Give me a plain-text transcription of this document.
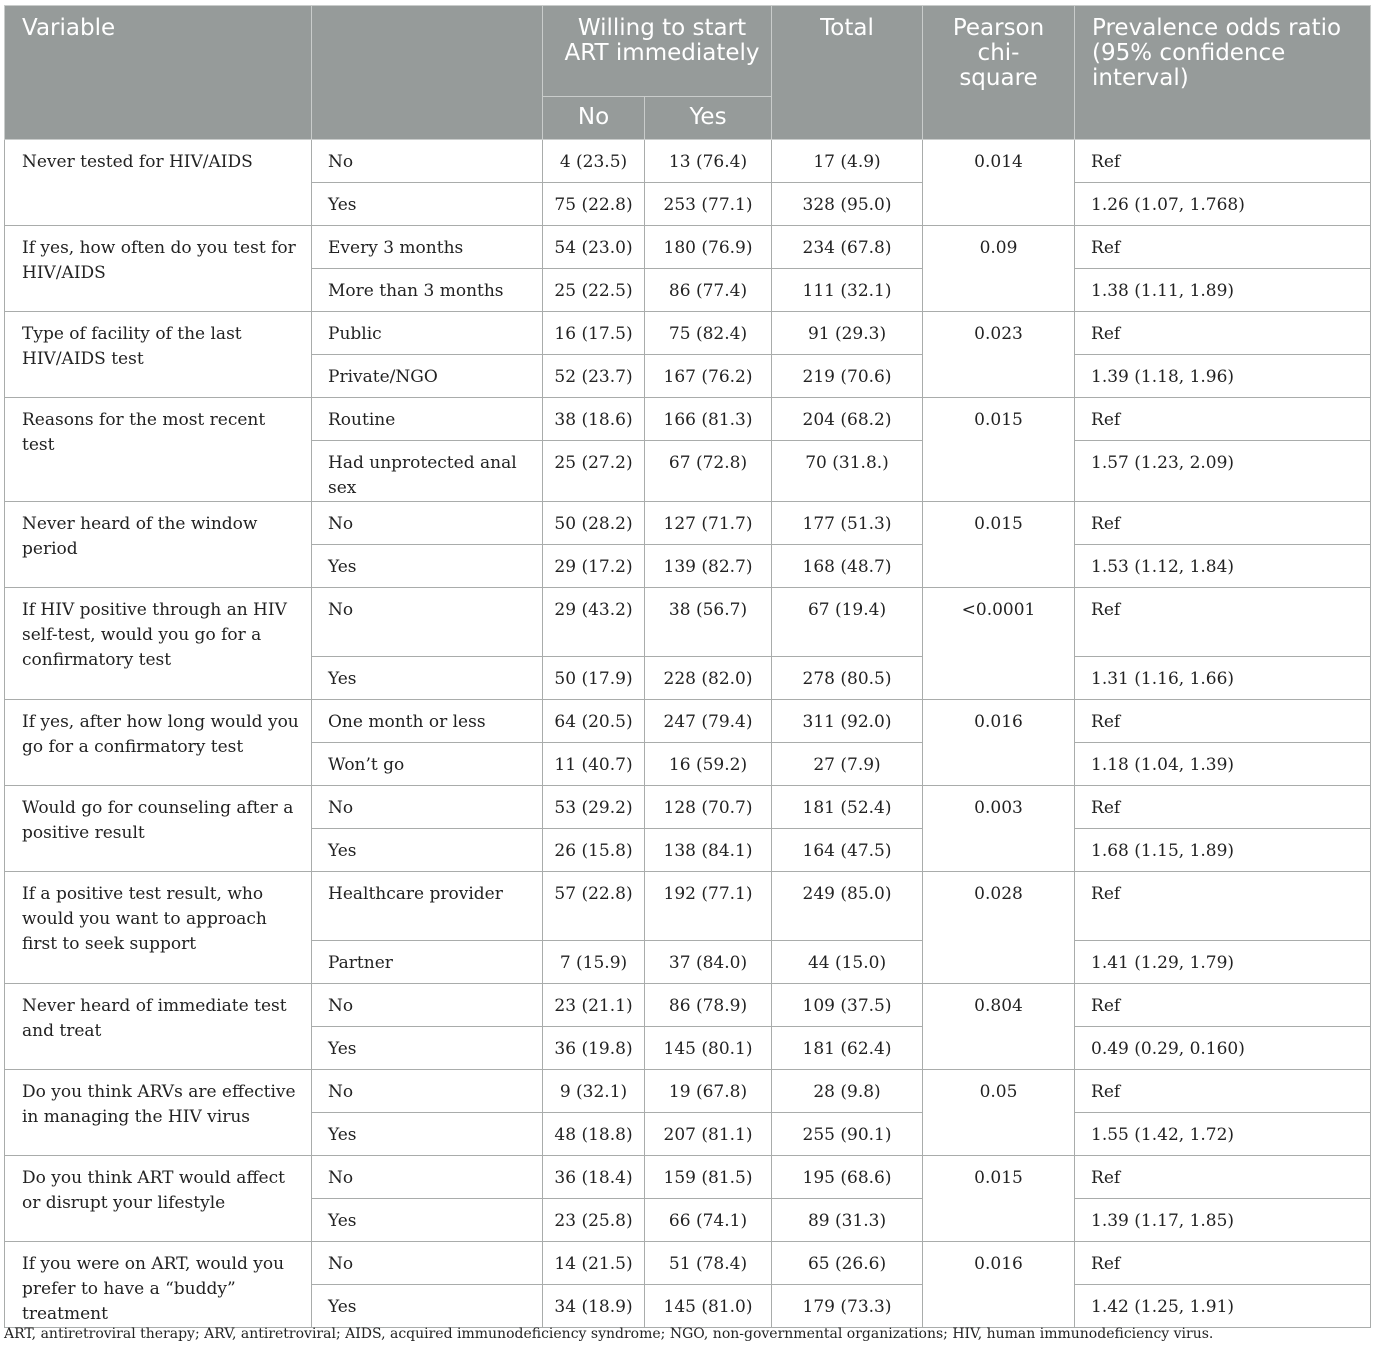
Variable		Willing to start ART immediately		Total	Pearson chi-square	Prevalence odds ratio (95% confidence interval)

		No	Yes			

Never tested for HIV/AIDS	No	4 (23.5)	13 (76.4)	17 (4.9)	0.014	Ref
	Yes	75 (22.8)	253 (77.1)	328 (95.0)		1.26 (1.07, 1.768)
If yes, how often do you test for HIV/AIDS	Every 3 months	54 (23.0)	180 (76.9)	234 (67.8)	0.09	Ref
	More than 3 months	25 (22.5)	86 (77.4)	111 (32.1)		1.38 (1.11, 1.89)
Type of facility of the last HIV/AIDS test	Public	16 (17.5)	75 (82.4)	91 (29.3)	0.023	Ref
	Private/NGO	52 (23.7)	167 (76.2)	219 (70.6)		1.39 (1.18, 1.96)
Reasons for the most recent test	Routine	38 (18.6)	166 (81.3)	204 (68.2)	0.015	Ref
	Had unprotected anal sex	25 (27.2)	67 (72.8)	70 (31.8.)		1.57 (1.23, 2.09)
Never heard of the window period	No	50 (28.2)	127 (71.7)	177 (51.3)	0.015	Ref
	Yes	29 (17.2)	139 (82.7)	168 (48.7)		1.53 (1.12, 1.84)
If HIV positive through an HIV self-test, would you go for a confirmatory test	No	29 (43.2)	38 (56.7)	67 (19.4)	<0.0001	Ref
	Yes	50 (17.9)	228 (82.0)	278 (80.5)		1.31 (1.16, 1.66)
If yes, after how long would you go for a confirmatory test	One month or less	64 (20.5)	247 (79.4)	311 (92.0)	0.016	Ref
	Won’t go	11 (40.7)	16 (59.2)	27 (7.9)		1.18 (1.04, 1.39)
Would go for counseling after a positive result	No	53 (29.2)	128 (70.7)	181 (52.4)	0.003	Ref
	Yes	26 (15.8)	138 (84.1)	164 (47.5)		1.68 (1.15, 1.89)
If a positive test result, who would you want to approach first to seek support	Healthcare provider	57 (22.8)	192 (77.1)	249 (85.0)	0.028	Ref
	Partner	7 (15.9)	37 (84.0)	44 (15.0)		1.41 (1.29, 1.79)
Never heard of immediate test and treat	No	23 (21.1)	86 (78.9)	109 (37.5)	0.804	Ref
	Yes	36 (19.8)	145 (80.1)	181 (62.4)		0.49 (0.29, 0.160)
Do you think ARVs are effective in managing the HIV virus	No	9 (32.1)	19 (67.8)	28 (9.8)	0.05	Ref
	Yes	48 (18.8)	207 (81.1)	255 (90.1)		1.55 (1.42, 1.72)
Do you think ART would affect or disrupt your lifestyle	No	36 (18.4)	159 (81.5)	195 (68.6)	0.015	Ref
	Yes	23 (25.8)	66 (74.1)	89 (31.3)		1.39 (1.17, 1.85)
If you were on ART, would you prefer to have a “buddy” treatment	No	14 (21.5)	51 (78.4)	65 (26.6)	0.016	Ref
	Yes	34 (18.9)	145 (81.0)	179 (73.3)		1.42 (1.25, 1.91)
ART, antiretroviral therapy; ARV, antiretroviral; AIDS, acquired immunodeficiency syndrome; NGO, non-governmental organizations; HIV, human immunodeficiency virus.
-*-
* _What you will do_: Say how many lines in the entries include the word "confirmatory", with no text around the number.

* _Written answer_: 2